§ **RECORDS FOR THE EXERCISE**:
****************

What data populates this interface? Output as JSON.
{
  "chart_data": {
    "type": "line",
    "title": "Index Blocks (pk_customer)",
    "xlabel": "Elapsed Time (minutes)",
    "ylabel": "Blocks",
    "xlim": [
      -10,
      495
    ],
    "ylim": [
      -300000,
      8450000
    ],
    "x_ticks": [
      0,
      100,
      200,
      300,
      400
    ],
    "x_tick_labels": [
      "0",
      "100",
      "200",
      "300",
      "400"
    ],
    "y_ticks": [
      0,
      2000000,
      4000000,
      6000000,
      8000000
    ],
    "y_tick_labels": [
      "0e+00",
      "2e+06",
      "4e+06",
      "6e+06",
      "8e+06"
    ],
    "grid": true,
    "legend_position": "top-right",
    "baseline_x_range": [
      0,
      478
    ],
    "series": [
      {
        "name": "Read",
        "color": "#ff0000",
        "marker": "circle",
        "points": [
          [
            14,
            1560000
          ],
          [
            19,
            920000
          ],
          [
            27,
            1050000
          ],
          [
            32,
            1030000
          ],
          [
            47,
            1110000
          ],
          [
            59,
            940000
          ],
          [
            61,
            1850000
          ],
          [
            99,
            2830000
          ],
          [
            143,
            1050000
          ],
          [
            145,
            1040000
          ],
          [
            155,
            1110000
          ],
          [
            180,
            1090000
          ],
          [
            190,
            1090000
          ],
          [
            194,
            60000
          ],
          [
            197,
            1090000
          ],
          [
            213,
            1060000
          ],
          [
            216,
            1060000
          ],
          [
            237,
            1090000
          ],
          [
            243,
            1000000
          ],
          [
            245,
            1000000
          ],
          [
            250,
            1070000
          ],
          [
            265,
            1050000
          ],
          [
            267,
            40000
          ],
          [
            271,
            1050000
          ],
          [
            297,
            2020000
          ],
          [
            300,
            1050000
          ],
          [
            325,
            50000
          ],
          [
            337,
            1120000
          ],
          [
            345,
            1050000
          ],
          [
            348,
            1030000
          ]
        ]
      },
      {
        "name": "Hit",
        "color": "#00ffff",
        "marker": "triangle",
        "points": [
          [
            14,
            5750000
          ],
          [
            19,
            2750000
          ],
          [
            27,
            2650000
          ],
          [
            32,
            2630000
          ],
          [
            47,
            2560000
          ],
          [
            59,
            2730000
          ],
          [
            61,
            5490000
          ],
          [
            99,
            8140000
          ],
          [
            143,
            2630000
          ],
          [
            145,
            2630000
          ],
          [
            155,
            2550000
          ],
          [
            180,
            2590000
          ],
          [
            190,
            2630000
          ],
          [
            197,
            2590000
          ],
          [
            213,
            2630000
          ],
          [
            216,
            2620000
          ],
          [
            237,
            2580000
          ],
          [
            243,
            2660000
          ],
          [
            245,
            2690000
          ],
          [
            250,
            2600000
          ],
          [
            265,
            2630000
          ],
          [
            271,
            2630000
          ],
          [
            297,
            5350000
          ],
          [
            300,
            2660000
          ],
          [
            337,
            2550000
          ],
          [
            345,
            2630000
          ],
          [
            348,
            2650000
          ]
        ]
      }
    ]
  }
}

****************

Extract, from the listing above, every line where the string "Blocks" occurs.

§ **RESULT OF THIS TASK**:
    "title": "Index Blocks (pk_customer)",
    "ylabel": "Blocks",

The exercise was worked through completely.